*Data in this exercise*:
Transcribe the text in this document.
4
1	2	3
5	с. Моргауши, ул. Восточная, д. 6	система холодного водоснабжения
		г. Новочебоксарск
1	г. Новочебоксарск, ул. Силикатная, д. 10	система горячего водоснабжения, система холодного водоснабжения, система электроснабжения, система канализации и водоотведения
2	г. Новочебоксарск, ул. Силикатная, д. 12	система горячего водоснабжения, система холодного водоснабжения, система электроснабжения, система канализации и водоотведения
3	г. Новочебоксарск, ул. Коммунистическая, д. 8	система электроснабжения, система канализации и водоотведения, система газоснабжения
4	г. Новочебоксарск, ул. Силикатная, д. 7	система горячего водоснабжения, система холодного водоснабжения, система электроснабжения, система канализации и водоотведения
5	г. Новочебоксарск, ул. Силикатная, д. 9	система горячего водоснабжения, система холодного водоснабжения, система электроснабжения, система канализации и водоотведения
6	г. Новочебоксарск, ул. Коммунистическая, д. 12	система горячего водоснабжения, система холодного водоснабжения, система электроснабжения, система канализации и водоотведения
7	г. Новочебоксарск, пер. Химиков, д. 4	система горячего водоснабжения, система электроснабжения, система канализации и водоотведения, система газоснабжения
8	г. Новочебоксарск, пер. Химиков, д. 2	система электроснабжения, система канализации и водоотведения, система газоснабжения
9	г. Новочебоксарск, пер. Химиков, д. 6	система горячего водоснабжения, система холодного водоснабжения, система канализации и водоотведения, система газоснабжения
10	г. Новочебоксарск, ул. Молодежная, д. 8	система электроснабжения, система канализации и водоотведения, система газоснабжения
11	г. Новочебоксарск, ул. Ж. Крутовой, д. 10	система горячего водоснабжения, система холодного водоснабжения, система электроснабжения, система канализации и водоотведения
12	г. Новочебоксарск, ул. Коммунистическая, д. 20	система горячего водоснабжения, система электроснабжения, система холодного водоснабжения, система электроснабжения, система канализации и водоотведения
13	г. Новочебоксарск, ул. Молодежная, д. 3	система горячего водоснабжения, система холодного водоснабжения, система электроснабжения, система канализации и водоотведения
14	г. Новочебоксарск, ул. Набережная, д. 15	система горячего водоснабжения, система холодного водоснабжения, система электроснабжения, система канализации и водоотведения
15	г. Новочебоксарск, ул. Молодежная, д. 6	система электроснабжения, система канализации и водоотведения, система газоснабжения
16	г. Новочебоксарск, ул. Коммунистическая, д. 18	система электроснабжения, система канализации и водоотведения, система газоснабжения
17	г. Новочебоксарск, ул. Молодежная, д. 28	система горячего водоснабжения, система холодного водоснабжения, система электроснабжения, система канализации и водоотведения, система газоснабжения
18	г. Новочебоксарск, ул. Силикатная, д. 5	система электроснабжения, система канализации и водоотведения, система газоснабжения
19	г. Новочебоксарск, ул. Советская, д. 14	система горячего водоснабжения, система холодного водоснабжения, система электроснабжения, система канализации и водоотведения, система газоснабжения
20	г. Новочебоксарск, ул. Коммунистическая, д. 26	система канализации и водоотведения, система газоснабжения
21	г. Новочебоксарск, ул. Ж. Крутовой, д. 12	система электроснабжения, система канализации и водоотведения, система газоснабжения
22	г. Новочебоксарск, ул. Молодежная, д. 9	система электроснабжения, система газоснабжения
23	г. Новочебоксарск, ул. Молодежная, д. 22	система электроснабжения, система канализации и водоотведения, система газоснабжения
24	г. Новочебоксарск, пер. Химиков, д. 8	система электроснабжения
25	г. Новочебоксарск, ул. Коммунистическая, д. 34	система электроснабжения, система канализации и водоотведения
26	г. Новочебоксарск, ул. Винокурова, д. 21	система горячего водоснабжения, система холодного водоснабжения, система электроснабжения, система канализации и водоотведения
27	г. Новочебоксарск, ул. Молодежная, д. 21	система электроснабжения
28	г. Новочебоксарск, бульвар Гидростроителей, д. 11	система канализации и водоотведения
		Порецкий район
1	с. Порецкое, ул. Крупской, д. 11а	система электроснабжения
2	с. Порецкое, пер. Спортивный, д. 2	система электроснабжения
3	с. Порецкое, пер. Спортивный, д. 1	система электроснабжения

*Set problem*: Pull out each record as written and restate it exactly.

*Exercise response*:
Transcribe the text in this document.
4
1	2	3
5	с. Моргауши, ул. Восточная, д. 6	система холодного водоснабжения
		г. Новочебоксарск
1	г. Новочебоксарск, ул. Силикатная, д. 10	система горячего водоснабжения, система холодного водоснабжения, система электроснабжения, система канализации и водоотведения
2	г. Новочебоксарск, ул. Силикатная, д. 12	система горячего водоснабжения, система холодного водоснабжения, система электроснабжения, система канализации и водоотведения
3	г. Новочебоксарск, ул. Коммунистическая, д. 8	система электроснабжения, система канализации и водоотведения, система газоснабжения
4	г. Новочебоксарск, ул. Силикатная, д. 7	система горячего водоснабжения, система холодного водоснабжения, система электроснабжения, система канализации и водоотведения
5	г. Новочебоксарск, ул. Силикатная, д. 9	система горячего водоснабжения, система холодного водоснабжения, система электроснабжения, система канализации и водоотведения
6	г. Новочебоксарск, ул. Коммунистическая, д. 12	система горячего водоснабжения, система холодного водоснабжения, система электроснабжения, система канализации и водоотведения
7	г. Новочебоксарск, пер. Химиков, д. 4	система горячего водоснабжения, система электроснабжения, система канализации и водоотведения, система газоснабжения
8	г. Новочебоксарск, пер. Химиков, д. 2	система электроснабжения, система канализации и водоотведения, система газоснабжения
9	г. Новочебоксарск, пер. Химиков, д. 6	система горячего водоснабжения, система холодного водоснабжения, система канализации и водоотведения, система газоснабжения
10	г. Новочебоксарск, ул. Молодежная, д. 8	система электроснабжения, система канализации и водоотведения, система газоснабжения
11	г. Новочебоксарск, ул. Ж. Крутовой, д. 10	система горячего водоснабжения, система холодного водоснабжения, система электроснабжения, система канализации и водоотведения
12	г. Новочебоксарск, ул. Коммунистическая, д. 20	система горячего водоснабжения, система электроснабжения, система холодного водоснабжения, система электроснабжения, система канализации и водоотведения
13	г. Новочебоксарск, ул. Молодежная, д. 3	система горячего водоснабжения, система холодного водоснабжения, система электроснабжения, система канализации и водоотведения
14	г. Новочебоксарск, ул. Набережная, д. 15	система горячего водоснабжения, система холодного водоснабжения, система электроснабжения, система канализации и водоотведения
15	г. Новочебоксарск, ул. Молодежная, д. 6	система электроснабжения, система канализации и водоотведения, система газоснабжения
16	г. Новочебоксарск, ул. Коммунистическая, д. 18	система электроснабжения, система канализации и водоотведения, система газоснабжения
17	г. Новочебоксарск, ул. Молодежная, д. 28	система горячего водоснабжения, система холодного водоснабжения, система электроснабжения, система канализации и водоотведения, система газоснабжения
18	г. Новочебоксарск, ул. Силикатная, д. 5	система электроснабжения, система канализации и водоотведения, система газоснабжения
19	г. Новочебоксарск, ул. Советская, д. 14	система горячего водоснабжения, система холодного водоснабжения, система электроснабжения, система канализации и водоотведения, система газоснабжения
20	г. Новочебоксарск, ул. Коммунистическая, д. 26	система канализации и водоотведения, система газоснабжения
21	г. Новочебоксарск, ул. Ж. Крутовой, д. 12	система электроснабжения, система канализации и водоотведения, система газоснабжения
22	г. Новочебоксарск, ул. Молодежная, д. 9	система электроснабжения, система газоснабжения
23	г. Новочебоксарск, ул. Молодежная, д. 22	система электроснабжения, система канализации и водоотведения, система газоснабжения
24	г. Новочебоксарск, пер. Химиков, д. 8	система электроснабжения
25	г. Новочебоксарск, ул. Коммунистическая, д. 34	система электроснабжения, система канализации и водоотведения
26	г. Новочебоксарск, ул. Винокурова, д. 21	система горячего водоснабжения, система холодного водоснабжения, система электроснабжения, система канализации и водоотведения
27	г. Новочебоксарск, ул. Молодежная, д. 21	система электроснабжения
28	г. Новочебоксарск, бульвар Гидростроителей, д. 11	система канализации и водоотведения
		Порецкий район
1	с. Порецкое, ул. Крупской, д. 11а	система электроснабжения
2	с. Порецкое, пер. Спортивный, д. 2	система электроснабжения
3	с. Порецкое, пер. Спортивный, д. 1	система электроснабжения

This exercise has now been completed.